Short task: In the text on New Hampshire regimental uniforms, quote everything from "The frock coats" down to "an additional feature.", word for word.

Text excerpt:
The frock coats received by the 4th and 5th, plus the 6th and 8th regiments, were made of “shoddy” flannel. Unlike the pattern 1854 frock coat worn by the Regular U.S. army, they lacked trim around collar and cuffs, but had sky-blue edging all around shoulder straps as an additional feature.
More “shoddy”
The 6th New Hampshire Infantry organized at Keene, N.H., and mustered in on Nov. 27, 1861. Despite forfeiting the dark blue frock coats and sky-blue pants intended for it, this regiment quickly received replacement clothing of the same color and pattern from the industrious Lincoln & Shaw. Consisting of an orthodox fatigue cap with stiffened leather visor curved around sides and rear, the Havelock-style headgear supplied on this occasion by Purinton & Ham resulted from complaints about their first version. A report published later in the Daily Mirror, of Manchester, N.H., on Feb. 21, 1862 stated, “the Government has properly decided to do away with that abomination–the wide awake hat with tucked up brim–and to substitute it with a neat cap with extended horizontal visor.”

Given records:

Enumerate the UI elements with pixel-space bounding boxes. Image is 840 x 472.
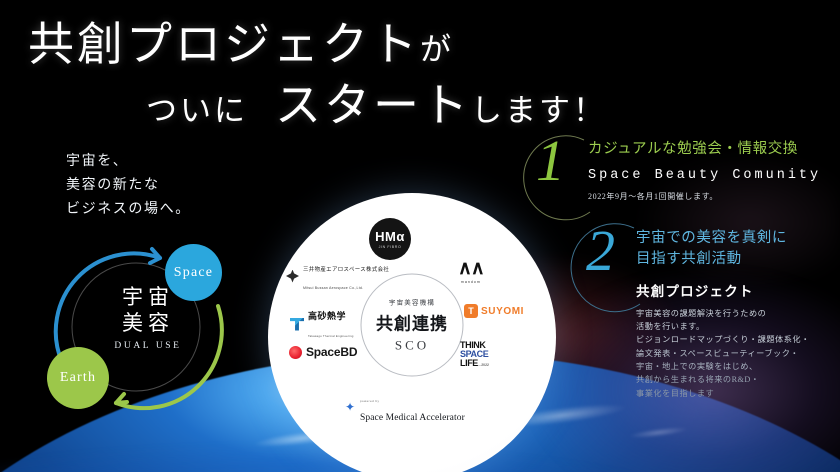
takasago-t-icon [290, 318, 304, 331]
left-caption-line-2: 美容の新たな [66, 174, 191, 198]
mandom-chevron-icon: ∧∧ [458, 259, 484, 278]
mitsui-jp-name: 三井物産エアロスペース株式会社 [303, 267, 389, 273]
suyomi-square-icon: T [464, 304, 478, 318]
sma-wordmark: Space Medical Accelerator [360, 413, 465, 423]
slide-canvas: 共創プロジェクトが ついに スタートします！ 宇宙を、 美容の新たな ビジネスの… [0, 0, 840, 472]
takasago-text-block: 高砂熱学 Takasago Thermal Engineering [308, 306, 354, 342]
hma-circle-mark: HMα JIN FIBRO [369, 218, 411, 260]
cycle-center-en: DUAL USE [90, 341, 206, 351]
hub-kicker: 宇宙美容機構 [389, 297, 435, 307]
tsl-line-3-main: LIFE [460, 358, 478, 368]
takasago-en-name: Takasago Thermal Engineering [308, 334, 354, 338]
activity-2-body-line: 論文発表・スペースビューティーブック・ [636, 347, 834, 360]
logo-mandom[interactable]: ∧∧ mandom [458, 259, 484, 284]
mitsui-text-block: 三井物産エアロスペース株式会社 Mitsui Bussan Aerospace … [303, 258, 389, 294]
logo-hma[interactable]: HMα JIN FIBRO [369, 218, 411, 260]
cycle-node-earth[interactable]: Earth [47, 347, 109, 409]
hub-subtitle: SCO [395, 338, 429, 354]
tsl-line-3: LIFE…2022 [460, 359, 489, 368]
mandom-wordmark: mandom [461, 280, 481, 284]
logo-space-medical-accelerator[interactable]: ✦ powered by Space Medical Accelerator [344, 389, 465, 425]
hub-title: 共創連携 [376, 310, 448, 335]
suyomi-wordmark: SUYOMI [481, 306, 524, 317]
cycle-node-space-label: Space [174, 265, 213, 281]
hma-main-text: HMα [375, 229, 405, 244]
logo-mitsui-bussan-aerospace[interactable]: 三井物産エアロスペース株式会社 Mitsui Bussan Aerospace … [286, 258, 389, 294]
arrowhead-green [116, 394, 127, 403]
activity-item-2: 2 宇宙での美容を真剣に 目指す共創活動 共創プロジェクト 宇宙美容の課題解決を… [528, 228, 834, 400]
activity-item-1: 1 カジュアルな勉強会・情報交換 Space Beauty Comunity 2… [528, 140, 834, 202]
sma-kicker: powered by [360, 399, 379, 403]
partners-hub-circle: 宇宙美容機構 共創連携 SCO HMα JIN FIBRO 三井物産エアロスペー… [268, 193, 556, 472]
left-caption-line-3: ビジネスの場へ。 [66, 198, 191, 222]
activity-2-body-line: 宇宙・地上での実験をはじめ、 [636, 360, 834, 373]
cycle-node-earth-label: Earth [60, 370, 96, 386]
activity-1-number: 1 [536, 132, 565, 190]
logo-suyomi[interactable]: T SUYOMI [464, 304, 524, 318]
activity-1-subtitle-en: Space Beauty Comunity [588, 168, 834, 183]
activity-1-note: 2022年9月〜各月1回開催します。 [588, 191, 834, 202]
cycle-center-label: 宇宙 美容 DUAL USE [90, 285, 206, 351]
cycle-center-jp-line-2: 美容 [90, 311, 206, 337]
dual-use-cycle-diagram: Space Earth 宇宙 美容 DUAL USE [32, 232, 260, 422]
spacebd-circle-icon [289, 346, 302, 359]
activity-1-headline: カジュアルな勉強会・情報交換 [588, 140, 834, 159]
activity-2-body-line: ビジョンロードマップづくり・課題体系化・ [636, 333, 834, 346]
takasago-jp-name: 高砂熱学 [308, 311, 346, 321]
sma-cross-icon: ✦ [344, 401, 356, 413]
tsl-line-3-tiny: …2022 [478, 363, 489, 367]
logo-think-space-life[interactable]: THINK SPACE LIFE…2022 [460, 341, 489, 369]
sma-text-block: powered by Space Medical Accelerator [360, 389, 465, 425]
activity-2-number: 2 [586, 222, 615, 280]
hma-sub-text: JIN FIBRO [379, 245, 402, 249]
spacebd-wordmark: SpaceBD [306, 345, 357, 359]
cycle-center-jp-line-1: 宇宙 [90, 285, 206, 311]
activities-list: 1 カジュアルな勉強会・情報交換 Space Beauty Comunity 2… [528, 140, 834, 400]
logo-spacebd[interactable]: SpaceBD [289, 345, 357, 359]
mitsui-en-name: Mitsui Bussan Aerospace Co.,Ltd. [303, 286, 363, 290]
mitsui-diamond-icon [286, 270, 299, 283]
activity-2-body-line: 事業化を目指します [636, 387, 834, 400]
activity-2-body-line: 共創から生まれる将来のR&D・ [636, 373, 834, 386]
logo-takasago-thermal[interactable]: 高砂熱学 Takasago Thermal Engineering [290, 306, 354, 342]
left-caption: 宇宙を、 美容の新たな ビジネスの場へ。 [66, 150, 191, 222]
activity-1-body: カジュアルな勉強会・情報交換 Space Beauty Comunity 202… [588, 140, 834, 202]
left-caption-line-1: 宇宙を、 [66, 150, 191, 174]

Expected answer:
The frock coats received by the 4th and 5th, plus the 6th and 8th regiments, were made of “shoddy” flannel. Unlike the pattern 1854 frock coat worn by the Regular U.S. army, they lacked trim around collar and cuffs, but had sky-blue edging all around shoulder straps as an additional feature.